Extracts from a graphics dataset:
........

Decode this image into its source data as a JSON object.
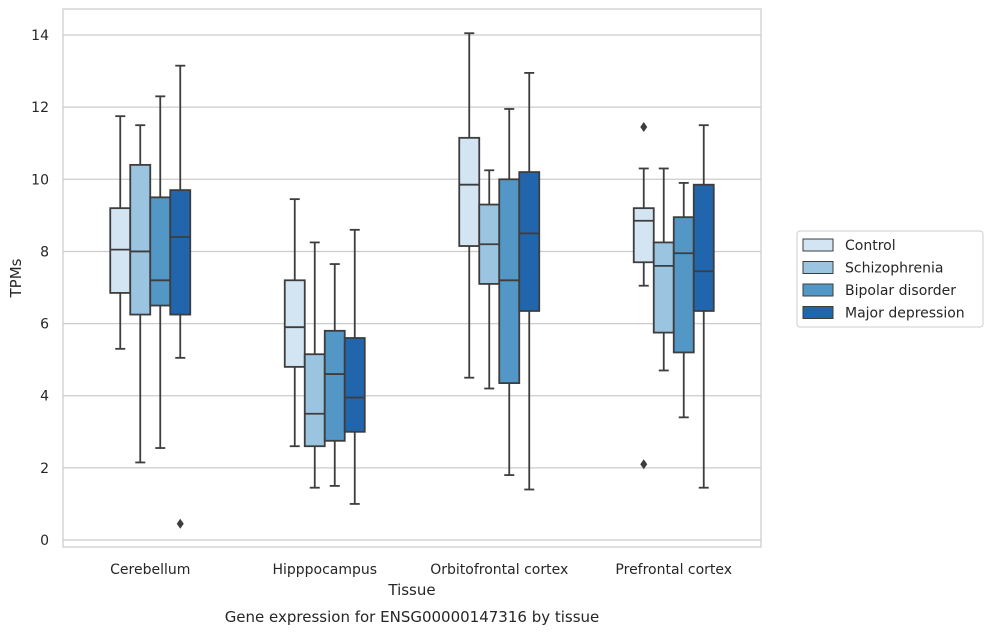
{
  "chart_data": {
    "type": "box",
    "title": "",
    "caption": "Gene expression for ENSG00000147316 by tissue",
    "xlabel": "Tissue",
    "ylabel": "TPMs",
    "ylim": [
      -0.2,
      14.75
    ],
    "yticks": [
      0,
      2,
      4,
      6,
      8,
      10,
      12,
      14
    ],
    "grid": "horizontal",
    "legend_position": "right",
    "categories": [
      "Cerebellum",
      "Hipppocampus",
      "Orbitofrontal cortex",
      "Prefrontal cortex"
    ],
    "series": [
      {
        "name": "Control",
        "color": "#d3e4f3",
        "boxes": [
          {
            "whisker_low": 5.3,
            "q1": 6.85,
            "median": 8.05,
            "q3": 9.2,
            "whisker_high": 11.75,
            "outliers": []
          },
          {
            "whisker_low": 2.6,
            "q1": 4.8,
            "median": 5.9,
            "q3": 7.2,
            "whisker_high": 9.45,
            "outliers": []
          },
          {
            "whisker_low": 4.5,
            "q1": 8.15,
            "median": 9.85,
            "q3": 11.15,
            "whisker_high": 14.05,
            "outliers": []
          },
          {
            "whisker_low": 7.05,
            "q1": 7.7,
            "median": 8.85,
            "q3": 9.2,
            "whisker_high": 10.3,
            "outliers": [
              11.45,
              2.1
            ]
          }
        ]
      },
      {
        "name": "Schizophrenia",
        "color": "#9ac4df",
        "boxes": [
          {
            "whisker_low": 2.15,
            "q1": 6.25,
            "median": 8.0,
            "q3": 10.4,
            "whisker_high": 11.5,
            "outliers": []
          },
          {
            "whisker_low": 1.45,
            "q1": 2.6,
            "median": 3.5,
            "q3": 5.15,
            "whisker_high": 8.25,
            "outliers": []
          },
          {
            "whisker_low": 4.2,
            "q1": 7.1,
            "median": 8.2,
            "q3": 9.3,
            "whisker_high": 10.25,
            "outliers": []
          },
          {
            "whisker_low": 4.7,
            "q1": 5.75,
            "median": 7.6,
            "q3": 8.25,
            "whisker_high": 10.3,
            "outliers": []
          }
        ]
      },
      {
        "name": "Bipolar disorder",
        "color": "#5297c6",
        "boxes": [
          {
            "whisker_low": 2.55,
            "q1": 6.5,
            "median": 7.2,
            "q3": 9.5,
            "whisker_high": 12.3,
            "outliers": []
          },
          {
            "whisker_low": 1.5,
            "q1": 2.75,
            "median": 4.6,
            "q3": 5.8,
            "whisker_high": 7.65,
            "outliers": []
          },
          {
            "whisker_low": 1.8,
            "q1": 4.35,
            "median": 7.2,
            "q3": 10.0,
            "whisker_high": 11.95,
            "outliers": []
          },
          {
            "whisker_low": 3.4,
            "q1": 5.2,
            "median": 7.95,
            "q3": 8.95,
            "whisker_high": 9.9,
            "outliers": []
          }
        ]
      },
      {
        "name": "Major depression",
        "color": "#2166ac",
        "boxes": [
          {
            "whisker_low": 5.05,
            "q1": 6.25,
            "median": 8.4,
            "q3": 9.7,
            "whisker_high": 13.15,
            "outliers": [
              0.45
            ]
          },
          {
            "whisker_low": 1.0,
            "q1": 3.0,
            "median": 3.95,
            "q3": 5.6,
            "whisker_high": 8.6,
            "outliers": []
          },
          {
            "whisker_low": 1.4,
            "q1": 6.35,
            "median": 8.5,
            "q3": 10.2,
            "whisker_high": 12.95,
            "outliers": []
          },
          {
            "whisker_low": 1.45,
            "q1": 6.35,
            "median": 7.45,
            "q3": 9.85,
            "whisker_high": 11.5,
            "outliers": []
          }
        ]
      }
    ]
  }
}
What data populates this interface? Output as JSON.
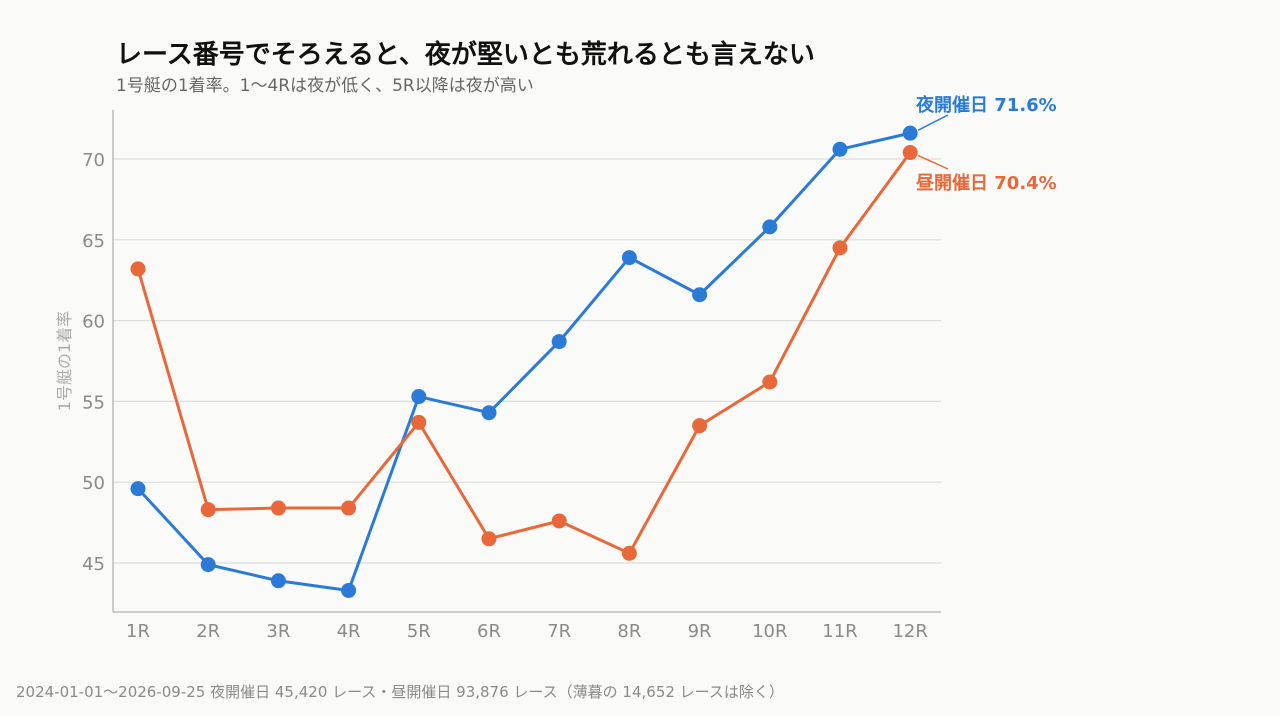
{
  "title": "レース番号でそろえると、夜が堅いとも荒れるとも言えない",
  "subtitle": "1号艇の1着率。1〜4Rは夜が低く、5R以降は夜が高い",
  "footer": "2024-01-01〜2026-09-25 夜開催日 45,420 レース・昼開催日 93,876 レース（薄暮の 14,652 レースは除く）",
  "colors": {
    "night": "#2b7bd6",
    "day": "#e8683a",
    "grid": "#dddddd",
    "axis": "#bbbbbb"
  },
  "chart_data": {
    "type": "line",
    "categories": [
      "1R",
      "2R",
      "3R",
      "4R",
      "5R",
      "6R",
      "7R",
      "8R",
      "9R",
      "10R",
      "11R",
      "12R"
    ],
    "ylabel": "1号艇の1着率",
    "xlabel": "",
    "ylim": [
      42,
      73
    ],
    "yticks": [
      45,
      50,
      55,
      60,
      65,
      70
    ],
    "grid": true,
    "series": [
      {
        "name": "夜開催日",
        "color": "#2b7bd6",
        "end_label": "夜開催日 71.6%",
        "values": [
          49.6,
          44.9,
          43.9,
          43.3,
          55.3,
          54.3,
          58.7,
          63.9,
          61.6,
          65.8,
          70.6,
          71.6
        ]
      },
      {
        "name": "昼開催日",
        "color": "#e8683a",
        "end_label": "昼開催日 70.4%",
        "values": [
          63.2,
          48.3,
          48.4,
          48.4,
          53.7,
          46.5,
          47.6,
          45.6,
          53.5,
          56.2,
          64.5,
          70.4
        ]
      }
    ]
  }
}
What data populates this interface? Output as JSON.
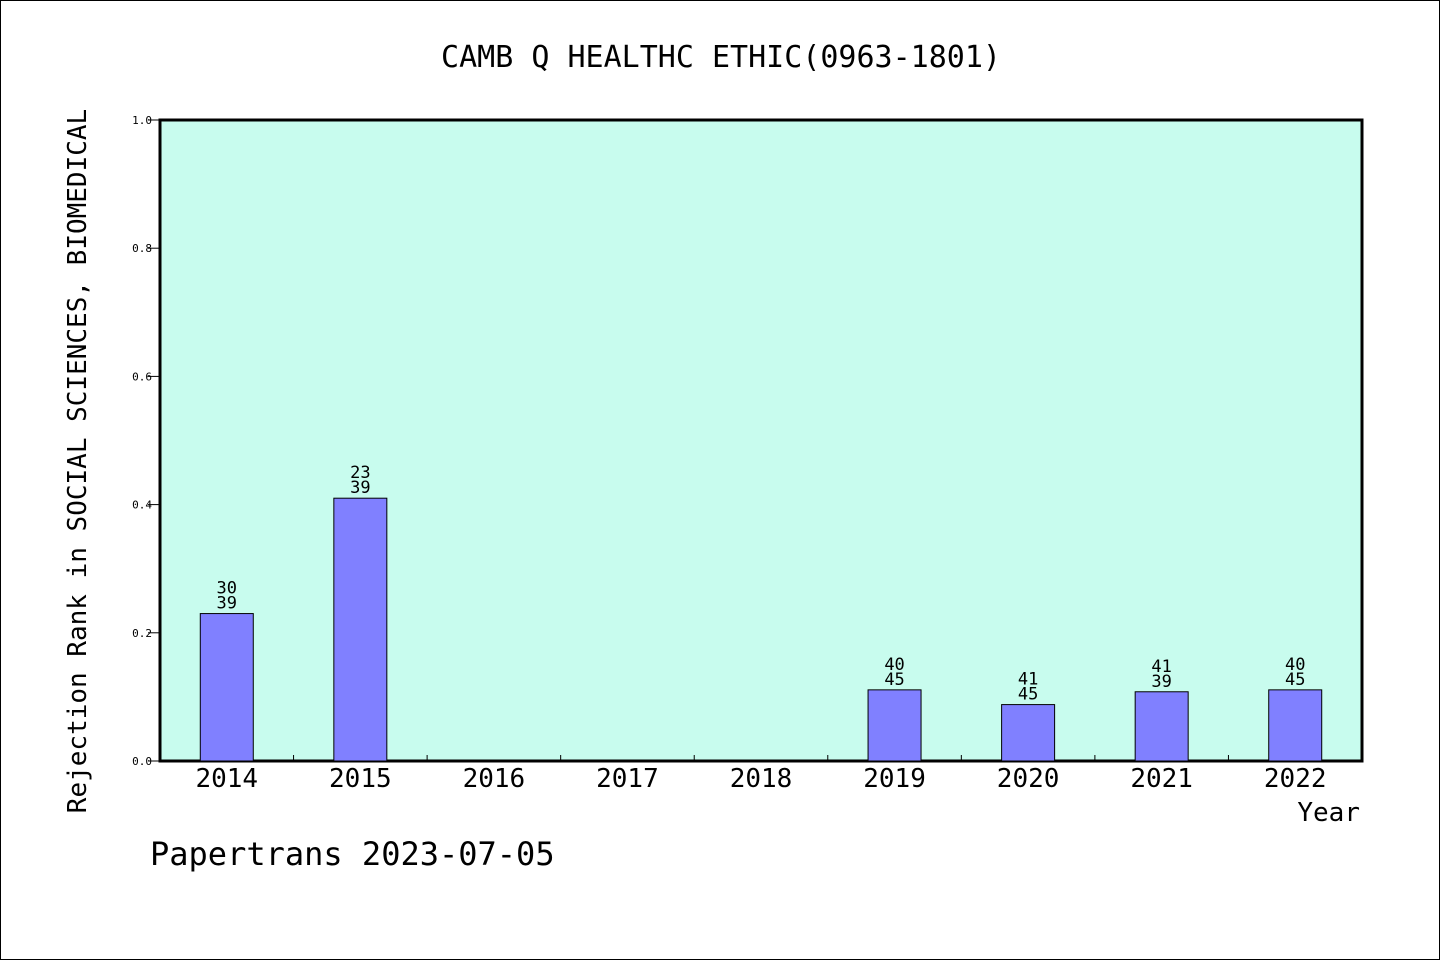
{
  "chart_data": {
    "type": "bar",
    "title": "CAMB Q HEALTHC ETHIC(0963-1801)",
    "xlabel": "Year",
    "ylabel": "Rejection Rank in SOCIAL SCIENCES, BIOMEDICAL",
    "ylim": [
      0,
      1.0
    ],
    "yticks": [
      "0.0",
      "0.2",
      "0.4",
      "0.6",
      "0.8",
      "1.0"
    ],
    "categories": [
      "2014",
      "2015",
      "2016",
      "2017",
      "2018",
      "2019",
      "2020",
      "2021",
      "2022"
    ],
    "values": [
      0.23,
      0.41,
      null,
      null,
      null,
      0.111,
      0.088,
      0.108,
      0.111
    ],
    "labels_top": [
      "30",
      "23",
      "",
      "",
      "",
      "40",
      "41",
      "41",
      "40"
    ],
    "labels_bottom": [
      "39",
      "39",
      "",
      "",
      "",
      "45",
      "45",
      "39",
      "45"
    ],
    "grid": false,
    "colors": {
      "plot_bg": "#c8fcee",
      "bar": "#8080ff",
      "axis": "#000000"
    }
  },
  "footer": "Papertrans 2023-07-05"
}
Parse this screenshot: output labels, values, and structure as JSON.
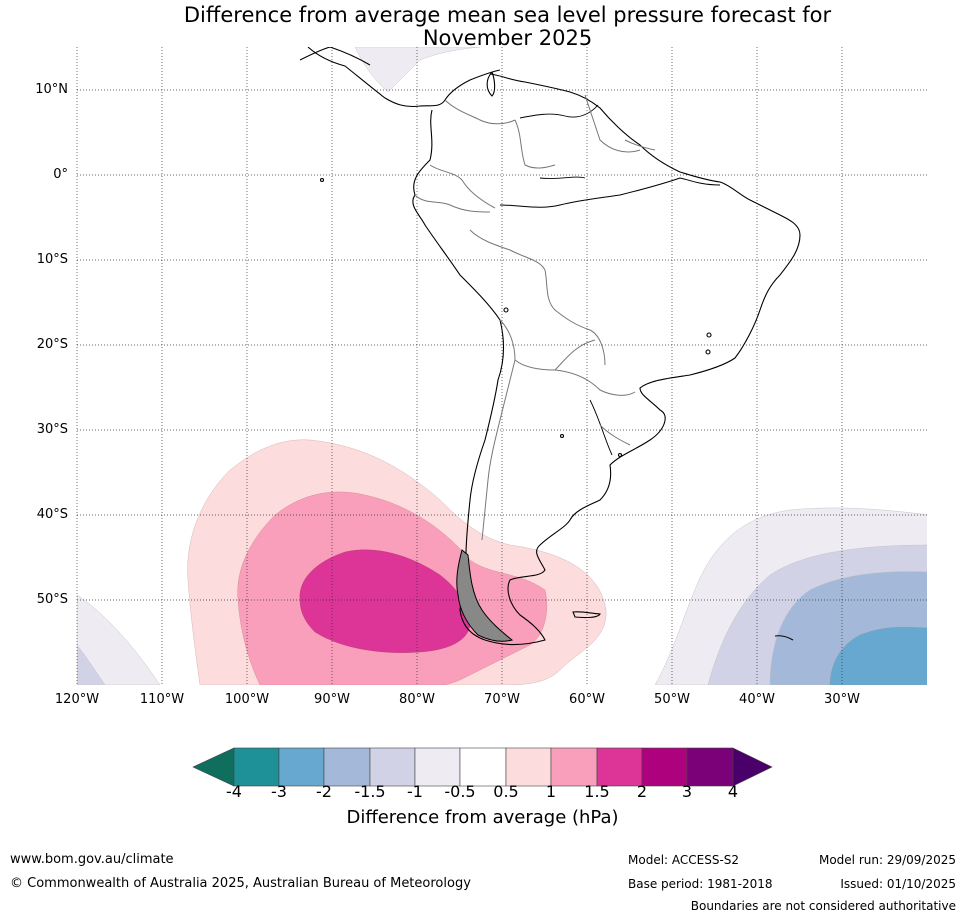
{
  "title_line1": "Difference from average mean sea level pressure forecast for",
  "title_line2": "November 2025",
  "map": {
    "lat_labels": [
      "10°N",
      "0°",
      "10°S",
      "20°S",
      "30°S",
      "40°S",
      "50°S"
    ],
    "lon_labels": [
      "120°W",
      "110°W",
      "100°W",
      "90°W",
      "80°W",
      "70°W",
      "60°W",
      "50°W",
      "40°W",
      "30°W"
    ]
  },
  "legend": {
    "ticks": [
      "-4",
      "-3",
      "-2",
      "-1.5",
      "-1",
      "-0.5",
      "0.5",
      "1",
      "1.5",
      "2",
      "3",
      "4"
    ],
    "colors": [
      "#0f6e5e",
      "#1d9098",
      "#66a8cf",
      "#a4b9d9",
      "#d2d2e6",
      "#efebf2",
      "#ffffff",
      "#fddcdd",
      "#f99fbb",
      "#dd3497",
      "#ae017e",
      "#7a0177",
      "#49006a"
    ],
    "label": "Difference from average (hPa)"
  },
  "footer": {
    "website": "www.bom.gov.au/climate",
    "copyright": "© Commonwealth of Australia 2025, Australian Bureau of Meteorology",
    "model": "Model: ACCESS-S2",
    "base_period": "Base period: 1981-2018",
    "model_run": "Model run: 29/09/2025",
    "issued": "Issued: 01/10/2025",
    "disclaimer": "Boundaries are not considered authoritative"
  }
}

........

Write out the entries above verbatim; the pictures do not belong in your copy.

Decode this image into its source data as a JSON object.
{
  "chart_data": {
    "type": "box",
    "title": "",
    "caption": "Gene expression for ENSG00000147316 by tissue",
    "xlabel": "Tissue",
    "ylabel": "TPMs",
    "ylim": [
      -0.2,
      14.75
    ],
    "yticks": [
      0,
      2,
      4,
      6,
      8,
      10,
      12,
      14
    ],
    "grid": "horizontal",
    "legend_position": "right",
    "categories": [
      "Cerebellum",
      "Hipppocampus",
      "Orbitofrontal cortex",
      "Prefrontal cortex"
    ],
    "series": [
      {
        "name": "Control",
        "color": "#d3e4f3",
        "boxes": [
          {
            "whisker_low": 5.3,
            "q1": 6.85,
            "median": 8.05,
            "q3": 9.2,
            "whisker_high": 11.75,
            "outliers": []
          },
          {
            "whisker_low": 2.6,
            "q1": 4.8,
            "median": 5.9,
            "q3": 7.2,
            "whisker_high": 9.45,
            "outliers": []
          },
          {
            "whisker_low": 4.5,
            "q1": 8.15,
            "median": 9.85,
            "q3": 11.15,
            "whisker_high": 14.05,
            "outliers": []
          },
          {
            "whisker_low": 7.05,
            "q1": 7.7,
            "median": 8.85,
            "q3": 9.2,
            "whisker_high": 10.3,
            "outliers": [
              11.45,
              2.1
            ]
          }
        ]
      },
      {
        "name": "Schizophrenia",
        "color": "#9ac4df",
        "boxes": [
          {
            "whisker_low": 2.15,
            "q1": 6.25,
            "median": 8.0,
            "q3": 10.4,
            "whisker_high": 11.5,
            "outliers": []
          },
          {
            "whisker_low": 1.45,
            "q1": 2.6,
            "median": 3.5,
            "q3": 5.15,
            "whisker_high": 8.25,
            "outliers": []
          },
          {
            "whisker_low": 4.2,
            "q1": 7.1,
            "median": 8.2,
            "q3": 9.3,
            "whisker_high": 10.25,
            "outliers": []
          },
          {
            "whisker_low": 4.7,
            "q1": 5.75,
            "median": 7.6,
            "q3": 8.25,
            "whisker_high": 10.3,
            "outliers": []
          }
        ]
      },
      {
        "name": "Bipolar disorder",
        "color": "#5297c6",
        "boxes": [
          {
            "whisker_low": 2.55,
            "q1": 6.5,
            "median": 7.2,
            "q3": 9.5,
            "whisker_high": 12.3,
            "outliers": []
          },
          {
            "whisker_low": 1.5,
            "q1": 2.75,
            "median": 4.6,
            "q3": 5.8,
            "whisker_high": 7.65,
            "outliers": []
          },
          {
            "whisker_low": 1.8,
            "q1": 4.35,
            "median": 7.2,
            "q3": 10.0,
            "whisker_high": 11.95,
            "outliers": []
          },
          {
            "whisker_low": 3.4,
            "q1": 5.2,
            "median": 7.95,
            "q3": 8.95,
            "whisker_high": 9.9,
            "outliers": []
          }
        ]
      },
      {
        "name": "Major depression",
        "color": "#2166ac",
        "boxes": [
          {
            "whisker_low": 5.05,
            "q1": 6.25,
            "median": 8.4,
            "q3": 9.7,
            "whisker_high": 13.15,
            "outliers": [
              0.45
            ]
          },
          {
            "whisker_low": 1.0,
            "q1": 3.0,
            "median": 3.95,
            "q3": 5.6,
            "whisker_high": 8.6,
            "outliers": []
          },
          {
            "whisker_low": 1.4,
            "q1": 6.35,
            "median": 8.5,
            "q3": 10.2,
            "whisker_high": 12.95,
            "outliers": []
          },
          {
            "whisker_low": 1.45,
            "q1": 6.35,
            "median": 7.45,
            "q3": 9.85,
            "whisker_high": 11.5,
            "outliers": []
          }
        ]
      }
    ]
  }
}
What data populates this interface? Output as JSON.
{
  "title": "レース番号でそろえると、夜が堅いとも荒れるとも言えない",
  "subtitle": "1号艇の1着率。1〜4Rは夜が低く、5R以降は夜が高い",
  "footer": "2024-01-01〜2026-09-25 夜開催日 45,420 レース・昼開催日 93,876 レース（薄暮の 14,652 レースは除く）",
  "colors": {
    "night": "#2b7bd6",
    "day": "#e8683a",
    "grid": "#dddddd",
    "axis": "#bbbbbb"
  },
  "chart_data": {
    "type": "line",
    "categories": [
      "1R",
      "2R",
      "3R",
      "4R",
      "5R",
      "6R",
      "7R",
      "8R",
      "9R",
      "10R",
      "11R",
      "12R"
    ],
    "ylabel": "1号艇の1着率",
    "xlabel": "",
    "ylim": [
      42,
      73
    ],
    "yticks": [
      45,
      50,
      55,
      60,
      65,
      70
    ],
    "grid": true,
    "series": [
      {
        "name": "夜開催日",
        "color": "#2b7bd6",
        "end_label": "夜開催日 71.6%",
        "values": [
          49.6,
          44.9,
          43.9,
          43.3,
          55.3,
          54.3,
          58.7,
          63.9,
          61.6,
          65.8,
          70.6,
          71.6
        ]
      },
      {
        "name": "昼開催日",
        "color": "#e8683a",
        "end_label": "昼開催日 70.4%",
        "values": [
          63.2,
          48.3,
          48.4,
          48.4,
          53.7,
          46.5,
          47.6,
          45.6,
          53.5,
          56.2,
          64.5,
          70.4
        ]
      }
    ]
  }
}
What data populates this interface? Output as JSON.
{
  "chart_data": {
    "type": "bar",
    "title": "CAMB Q HEALTHC ETHIC(0963-1801)",
    "xlabel": "Year",
    "ylabel": "Rejection Rank in SOCIAL SCIENCES, BIOMEDICAL",
    "ylim": [
      0,
      1.0
    ],
    "yticks": [
      "0.0",
      "0.2",
      "0.4",
      "0.6",
      "0.8",
      "1.0"
    ],
    "categories": [
      "2014",
      "2015",
      "2016",
      "2017",
      "2018",
      "2019",
      "2020",
      "2021",
      "2022"
    ],
    "values": [
      0.23,
      0.41,
      null,
      null,
      null,
      0.111,
      0.088,
      0.108,
      0.111
    ],
    "labels_top": [
      "30",
      "23",
      "",
      "",
      "",
      "40",
      "41",
      "41",
      "40"
    ],
    "labels_bottom": [
      "39",
      "39",
      "",
      "",
      "",
      "45",
      "45",
      "39",
      "45"
    ],
    "grid": false,
    "colors": {
      "plot_bg": "#c8fcee",
      "bar": "#8080ff",
      "axis": "#000000"
    }
  },
  "footer": "Papertrans 2023-07-05"
}
Parse this screenshot: output labels, values, and structure as JSON.
{
  "title_line1": "Difference from average mean sea level pressure forecast for",
  "title_line2": "November 2025",
  "map": {
    "lat_labels": [
      "10°N",
      "0°",
      "10°S",
      "20°S",
      "30°S",
      "40°S",
      "50°S"
    ],
    "lon_labels": [
      "120°W",
      "110°W",
      "100°W",
      "90°W",
      "80°W",
      "70°W",
      "60°W",
      "50°W",
      "40°W",
      "30°W"
    ]
  },
  "legend": {
    "ticks": [
      "-4",
      "-3",
      "-2",
      "-1.5",
      "-1",
      "-0.5",
      "0.5",
      "1",
      "1.5",
      "2",
      "3",
      "4"
    ],
    "colors": [
      "#0f6e5e",
      "#1d9098",
      "#66a8cf",
      "#a4b9d9",
      "#d2d2e6",
      "#efebf2",
      "#ffffff",
      "#fddcdd",
      "#f99fbb",
      "#dd3497",
      "#ae017e",
      "#7a0177",
      "#49006a"
    ],
    "label": "Difference from average (hPa)"
  },
  "footer": {
    "website": "www.bom.gov.au/climate",
    "copyright": "© Commonwealth of Australia 2025, Australian Bureau of Meteorology",
    "model": "Model: ACCESS-S2",
    "base_period": "Base period: 1981-2018",
    "model_run": "Model run: 29/09/2025",
    "issued": "Issued: 01/10/2025",
    "disclaimer": "Boundaries are not considered authoritative"
  }
}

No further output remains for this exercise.